__Your instructions__: Set down the full listing exactly as given. Any pictures are to be left out.

---+---

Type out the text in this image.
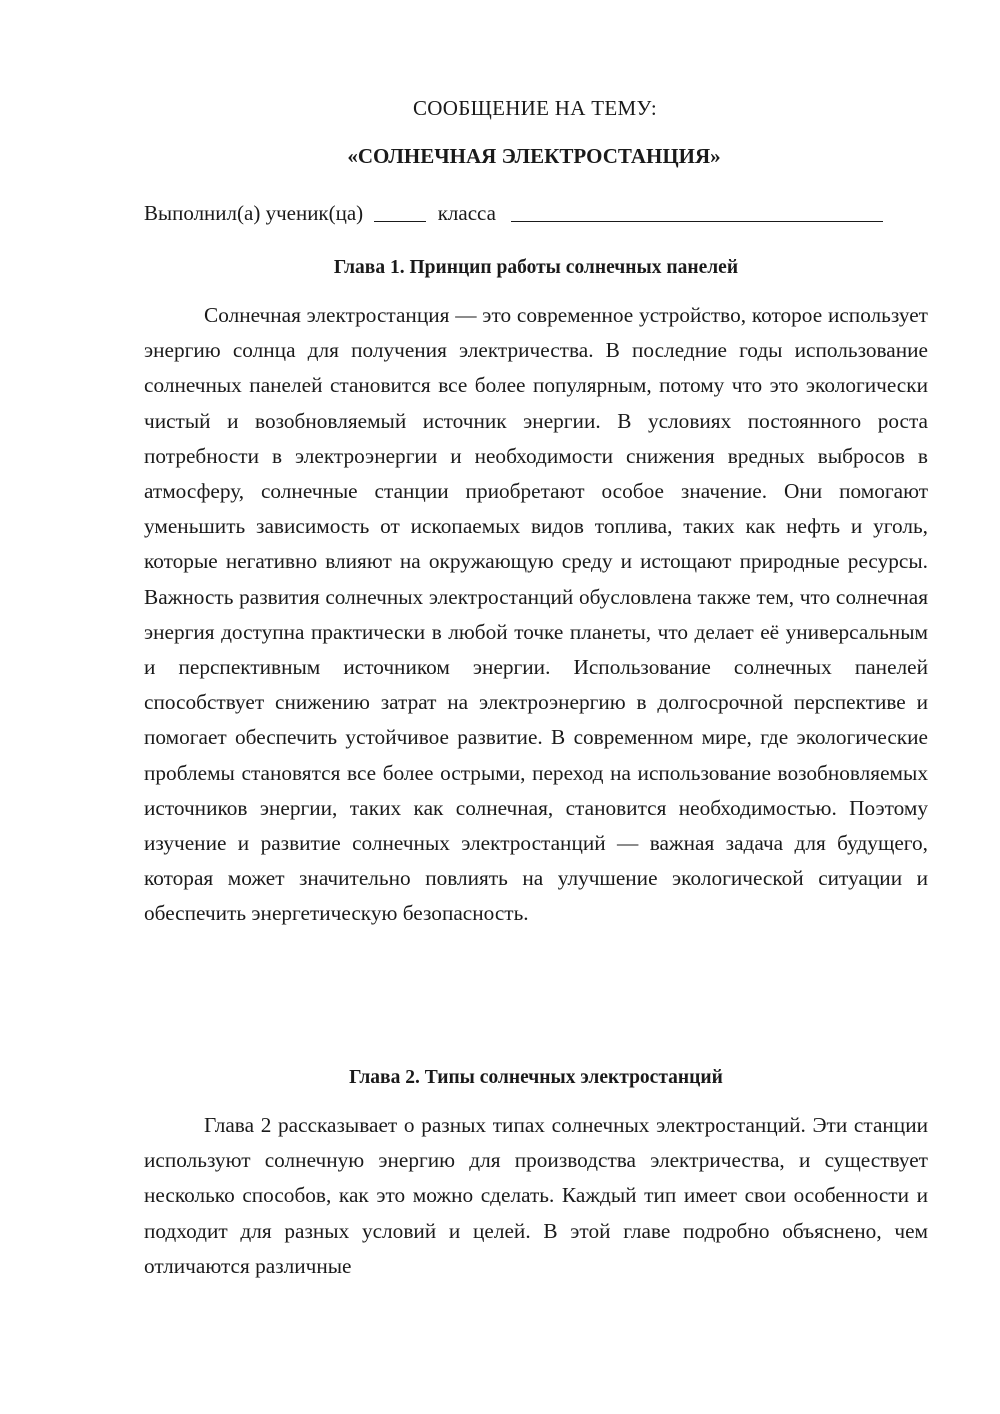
СООБЩЕНИЕ НА ТЕМУ:
«СОЛНЕЧНАЯ ЭЛЕКТРОСТАНЦИЯ»
Выполнил(а) ученик(ца)	класса
Глава 1. Принцип работы солнечных панелей

Солнечная электростанция — это современное устройство, которое использует энергию солнца для получения электричества. В последние годы использование солнечных панелей становится все более популярным, потому что это экологически чистый и возобновляемый источник энергии. В условиях постоянного роста потребности в электроэнергии и необходимости снижения вредных выбросов в атмосферу, солнечные станции приобретают особое значение. Они помогают уменьшить зависимость от ископаемых видов топлива, таких как нефть и уголь, которые негативно влияют на окружающую среду и истощают природные ресурсы. Важность развития солнечных электростанций обусловлена также тем, что солнечная энергия доступна практически в любой точке планеты, что делает её универсальным и перспективным источником энергии. Использование солнечных панелей способствует снижению затрат на электроэнергию в долгосрочной перспективе и помогает обеспечить устойчивое развитие. В современном мире, где экологические проблемы становятся все более острыми, переход на использование возобновляемых источников энергии, таких как солнечная, становится необходимостью. Поэтому изучение и развитие солнечных электростанций — важная задача для будущего, которая может значительно повлиять на улучшение экологической ситуации и обеспечить энергетическую безопасность.

Глава 2. Типы солнечных электростанций

Глава 2 рассказывает о разных типах солнечных электростанций. Эти станции используют солнечную энергию для производства электричества, и существует несколько способов, как это можно сделать. Каждый тип имеет свои особенности и подходит для разных условий и целей. В этой главе подробно объяснено, чем отличаются различные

---+---

__Answer__:
Type out the text in this image.
СООБЩЕНИЕ НА ТЕМУ:
«СОЛНЕЧНАЯ ЭЛЕКТРОСТАНЦИЯ»
Выполнил(а) ученик(ца)	класса
Глава 1. Принцип работы солнечных панелей

Солнечная электростанция — это современное устройство, которое использует энергию солнца для получения электричества. В последние годы использование солнечных панелей становится все более популярным, потому что это экологически чистый и возобновляемый источник энергии. В условиях постоянного роста потребности в электроэнергии и необходимости снижения вредных выбросов в атмосферу, солнечные станции приобретают особое значение. Они помогают уменьшить зависимость от ископаемых видов топлива, таких как нефть и уголь, которые негативно влияют на окружающую среду и истощают природные ресурсы. Важность развития солнечных электростанций обусловлена также тем, что солнечная энергия доступна практически в любой точке планеты, что делает её универсальным и перспективным источником энергии. Использование солнечных панелей способствует снижению затрат на электроэнергию в долгосрочной перспективе и помогает обеспечить устойчивое развитие. В современном мире, где экологические проблемы становятся все более острыми, переход на использование возобновляемых источников энергии, таких как солнечная, становится необходимостью. Поэтому изучение и развитие солнечных электростанций — важная задача для будущего, которая может значительно повлиять на улучшение экологической ситуации и обеспечить энергетическую безопасность.

Глава 2. Типы солнечных электростанций

Глава 2 рассказывает о разных типах солнечных электростанций. Эти станции используют солнечную энергию для производства электричества, и существует несколько способов, как это можно сделать. Каждый тип имеет свои особенности и подходит для разных условий и целей. В этой главе подробно объяснено, чем отличаются различные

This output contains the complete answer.